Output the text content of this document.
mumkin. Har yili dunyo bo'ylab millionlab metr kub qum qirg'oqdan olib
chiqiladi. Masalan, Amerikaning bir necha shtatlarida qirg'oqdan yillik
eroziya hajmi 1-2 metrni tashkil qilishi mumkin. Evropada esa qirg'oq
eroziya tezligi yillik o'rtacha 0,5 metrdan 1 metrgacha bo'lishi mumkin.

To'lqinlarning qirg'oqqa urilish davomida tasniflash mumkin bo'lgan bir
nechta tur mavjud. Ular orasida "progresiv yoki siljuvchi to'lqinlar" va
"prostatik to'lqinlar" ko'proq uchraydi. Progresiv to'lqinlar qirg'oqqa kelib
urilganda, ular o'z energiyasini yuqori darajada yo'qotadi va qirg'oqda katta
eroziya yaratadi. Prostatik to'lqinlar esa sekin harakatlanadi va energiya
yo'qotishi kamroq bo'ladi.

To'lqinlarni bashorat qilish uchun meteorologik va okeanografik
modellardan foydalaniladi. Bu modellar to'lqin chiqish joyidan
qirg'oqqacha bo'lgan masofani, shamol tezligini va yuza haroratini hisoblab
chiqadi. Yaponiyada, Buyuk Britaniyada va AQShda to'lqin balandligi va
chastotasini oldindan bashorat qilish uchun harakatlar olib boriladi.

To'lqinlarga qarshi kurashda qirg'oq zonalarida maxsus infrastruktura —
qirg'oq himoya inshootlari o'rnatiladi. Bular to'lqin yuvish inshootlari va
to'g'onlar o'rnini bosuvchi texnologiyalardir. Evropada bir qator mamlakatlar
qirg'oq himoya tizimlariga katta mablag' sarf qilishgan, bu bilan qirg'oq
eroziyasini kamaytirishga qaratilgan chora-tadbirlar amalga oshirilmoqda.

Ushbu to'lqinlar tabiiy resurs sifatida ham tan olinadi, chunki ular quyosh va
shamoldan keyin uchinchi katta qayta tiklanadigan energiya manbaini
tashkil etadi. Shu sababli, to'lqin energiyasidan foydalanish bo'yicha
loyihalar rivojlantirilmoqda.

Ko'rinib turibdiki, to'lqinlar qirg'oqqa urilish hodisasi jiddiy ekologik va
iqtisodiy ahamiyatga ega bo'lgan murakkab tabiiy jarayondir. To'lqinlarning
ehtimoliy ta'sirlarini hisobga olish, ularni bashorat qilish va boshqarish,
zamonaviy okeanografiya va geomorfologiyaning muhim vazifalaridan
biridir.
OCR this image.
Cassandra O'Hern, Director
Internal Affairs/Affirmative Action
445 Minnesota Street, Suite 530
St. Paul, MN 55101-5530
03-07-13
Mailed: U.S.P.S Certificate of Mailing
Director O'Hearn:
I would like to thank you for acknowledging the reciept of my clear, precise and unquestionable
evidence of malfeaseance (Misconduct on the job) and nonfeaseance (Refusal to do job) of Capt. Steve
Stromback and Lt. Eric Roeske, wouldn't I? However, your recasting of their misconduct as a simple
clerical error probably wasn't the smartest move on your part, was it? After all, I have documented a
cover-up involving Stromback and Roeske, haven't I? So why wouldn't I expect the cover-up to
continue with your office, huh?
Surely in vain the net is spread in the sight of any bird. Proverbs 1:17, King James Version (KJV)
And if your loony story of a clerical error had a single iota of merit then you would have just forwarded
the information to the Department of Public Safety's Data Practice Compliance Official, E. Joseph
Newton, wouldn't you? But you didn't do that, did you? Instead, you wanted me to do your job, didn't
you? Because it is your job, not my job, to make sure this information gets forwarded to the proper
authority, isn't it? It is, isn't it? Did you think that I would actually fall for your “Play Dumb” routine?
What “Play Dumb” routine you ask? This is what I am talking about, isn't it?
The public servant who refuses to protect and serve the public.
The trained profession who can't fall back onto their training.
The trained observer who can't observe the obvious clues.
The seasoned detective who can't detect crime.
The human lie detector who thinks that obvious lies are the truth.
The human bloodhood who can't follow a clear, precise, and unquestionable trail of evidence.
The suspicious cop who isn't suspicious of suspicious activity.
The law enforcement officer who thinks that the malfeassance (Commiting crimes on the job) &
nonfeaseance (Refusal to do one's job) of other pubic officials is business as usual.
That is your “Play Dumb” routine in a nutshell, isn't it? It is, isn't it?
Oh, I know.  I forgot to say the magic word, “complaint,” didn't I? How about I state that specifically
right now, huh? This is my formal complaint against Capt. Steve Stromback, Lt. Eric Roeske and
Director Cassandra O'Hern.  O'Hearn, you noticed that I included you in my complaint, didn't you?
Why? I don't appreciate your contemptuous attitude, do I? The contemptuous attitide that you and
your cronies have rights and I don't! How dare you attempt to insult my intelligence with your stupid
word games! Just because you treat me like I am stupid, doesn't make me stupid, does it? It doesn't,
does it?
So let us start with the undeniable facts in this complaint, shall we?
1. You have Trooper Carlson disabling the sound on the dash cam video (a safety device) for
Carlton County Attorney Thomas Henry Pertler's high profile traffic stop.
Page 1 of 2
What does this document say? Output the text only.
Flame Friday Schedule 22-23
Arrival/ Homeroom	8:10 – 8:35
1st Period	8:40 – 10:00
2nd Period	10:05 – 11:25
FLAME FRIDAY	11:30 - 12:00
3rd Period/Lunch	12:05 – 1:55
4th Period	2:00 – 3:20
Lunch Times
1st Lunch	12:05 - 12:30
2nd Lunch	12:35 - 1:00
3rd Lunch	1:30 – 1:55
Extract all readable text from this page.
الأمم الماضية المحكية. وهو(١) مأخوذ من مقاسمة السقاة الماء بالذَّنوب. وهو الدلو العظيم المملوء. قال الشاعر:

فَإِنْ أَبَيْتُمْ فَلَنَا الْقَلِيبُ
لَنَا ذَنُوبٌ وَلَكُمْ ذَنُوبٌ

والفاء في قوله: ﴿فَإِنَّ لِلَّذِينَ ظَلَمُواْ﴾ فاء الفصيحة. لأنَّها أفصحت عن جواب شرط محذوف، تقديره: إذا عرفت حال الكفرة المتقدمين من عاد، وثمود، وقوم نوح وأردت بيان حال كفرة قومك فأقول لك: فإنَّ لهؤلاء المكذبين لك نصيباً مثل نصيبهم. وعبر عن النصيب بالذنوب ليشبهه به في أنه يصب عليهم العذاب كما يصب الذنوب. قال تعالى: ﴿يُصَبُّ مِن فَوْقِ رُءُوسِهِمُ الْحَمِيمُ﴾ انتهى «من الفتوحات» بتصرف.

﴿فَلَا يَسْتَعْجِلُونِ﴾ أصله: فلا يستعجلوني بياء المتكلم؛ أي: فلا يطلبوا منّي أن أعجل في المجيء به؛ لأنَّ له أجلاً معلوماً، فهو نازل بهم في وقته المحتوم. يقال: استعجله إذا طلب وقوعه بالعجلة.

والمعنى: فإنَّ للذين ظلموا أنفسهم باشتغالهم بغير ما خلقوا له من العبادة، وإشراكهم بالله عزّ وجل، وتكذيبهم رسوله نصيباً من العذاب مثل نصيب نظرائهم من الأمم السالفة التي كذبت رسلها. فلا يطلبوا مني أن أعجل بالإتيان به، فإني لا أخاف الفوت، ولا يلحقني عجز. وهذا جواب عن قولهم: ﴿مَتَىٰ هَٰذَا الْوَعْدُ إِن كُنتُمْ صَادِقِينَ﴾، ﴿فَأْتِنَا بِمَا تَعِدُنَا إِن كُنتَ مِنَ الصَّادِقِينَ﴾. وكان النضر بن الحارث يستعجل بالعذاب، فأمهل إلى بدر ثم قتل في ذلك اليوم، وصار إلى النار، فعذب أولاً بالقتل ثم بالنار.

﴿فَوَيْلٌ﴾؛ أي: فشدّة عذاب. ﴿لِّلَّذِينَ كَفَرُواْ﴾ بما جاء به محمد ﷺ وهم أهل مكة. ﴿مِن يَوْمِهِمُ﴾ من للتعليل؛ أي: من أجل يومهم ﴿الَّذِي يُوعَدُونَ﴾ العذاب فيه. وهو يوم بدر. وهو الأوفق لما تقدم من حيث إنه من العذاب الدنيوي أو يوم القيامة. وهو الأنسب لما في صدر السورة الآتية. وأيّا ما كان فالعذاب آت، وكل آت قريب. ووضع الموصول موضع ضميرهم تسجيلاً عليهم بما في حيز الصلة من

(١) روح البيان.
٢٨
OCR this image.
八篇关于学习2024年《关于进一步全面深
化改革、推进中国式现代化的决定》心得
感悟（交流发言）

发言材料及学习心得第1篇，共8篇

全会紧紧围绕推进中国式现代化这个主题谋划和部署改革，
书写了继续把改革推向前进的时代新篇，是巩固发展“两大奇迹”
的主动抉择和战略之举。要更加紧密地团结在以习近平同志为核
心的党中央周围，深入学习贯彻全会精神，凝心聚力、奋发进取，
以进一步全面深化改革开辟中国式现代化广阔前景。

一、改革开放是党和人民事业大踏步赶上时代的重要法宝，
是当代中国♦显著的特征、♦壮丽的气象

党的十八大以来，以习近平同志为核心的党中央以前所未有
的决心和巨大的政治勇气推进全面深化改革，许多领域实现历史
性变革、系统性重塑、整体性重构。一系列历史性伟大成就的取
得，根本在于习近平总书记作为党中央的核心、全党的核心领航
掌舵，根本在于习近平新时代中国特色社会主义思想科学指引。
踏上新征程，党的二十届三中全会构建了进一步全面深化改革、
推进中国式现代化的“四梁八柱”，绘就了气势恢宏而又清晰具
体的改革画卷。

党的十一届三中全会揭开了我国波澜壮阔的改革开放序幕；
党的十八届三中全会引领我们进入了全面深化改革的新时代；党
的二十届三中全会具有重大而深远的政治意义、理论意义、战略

_Exercise directions:_ Gather, from the listing above, every line carrying the word "about".

_The solution:_
What “Play Dumb” routine you ask? This is what I am talking about, isn't it?
Oh, I know.  I forgot to say the magic word, “complaint,” didn't I? How about I state that specifically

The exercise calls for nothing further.